● **Task statement**
Reproduce all of the listing below without alteration.

++++

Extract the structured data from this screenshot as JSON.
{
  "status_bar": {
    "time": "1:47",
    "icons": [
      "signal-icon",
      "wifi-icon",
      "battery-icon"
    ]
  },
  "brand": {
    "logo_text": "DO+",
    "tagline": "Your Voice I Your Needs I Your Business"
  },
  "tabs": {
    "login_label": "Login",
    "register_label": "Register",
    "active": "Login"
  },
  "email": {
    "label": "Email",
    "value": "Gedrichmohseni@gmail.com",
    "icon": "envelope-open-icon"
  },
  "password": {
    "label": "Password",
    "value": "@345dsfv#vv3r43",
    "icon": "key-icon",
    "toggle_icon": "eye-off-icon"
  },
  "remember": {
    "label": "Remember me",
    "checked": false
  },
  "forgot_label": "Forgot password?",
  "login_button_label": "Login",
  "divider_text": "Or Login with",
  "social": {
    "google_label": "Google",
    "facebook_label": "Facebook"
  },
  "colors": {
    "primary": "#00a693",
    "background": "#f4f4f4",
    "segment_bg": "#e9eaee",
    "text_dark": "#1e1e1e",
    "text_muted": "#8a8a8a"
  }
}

++++

● **Solution to this exercise**
Extract the structured data from this screenshot as JSON.
{
  "status_bar": {
    "time": "1:47",
    "icons": [
      "signal-icon",
      "wifi-icon",
      "battery-icon"
    ]
  },
  "brand": {
    "logo_text": "DO+",
    "tagline": "Your Voice I Your Needs I Your Business"
  },
  "tabs": {
    "login_label": "Login",
    "register_label": "Register",
    "active": "Login"
  },
  "email": {
    "label": "Email",
    "value": "Gedrichmohseni@gmail.com",
    "icon": "envelope-open-icon"
  },
  "password": {
    "label": "Password",
    "value": "@345dsfv#vv3r43",
    "icon": "key-icon",
    "toggle_icon": "eye-off-icon"
  },
  "remember": {
    "label": "Remember me",
    "checked": false
  },
  "forgot_label": "Forgot password?",
  "login_button_label": "Login",
  "divider_text": "Or Login with",
  "social": {
    "google_label": "Google",
    "facebook_label": "Facebook"
  },
  "colors": {
    "primary": "#00a693",
    "background": "#f4f4f4",
    "segment_bg": "#e9eaee",
    "text_dark": "#1e1e1e",
    "text_muted": "#8a8a8a"
  }
}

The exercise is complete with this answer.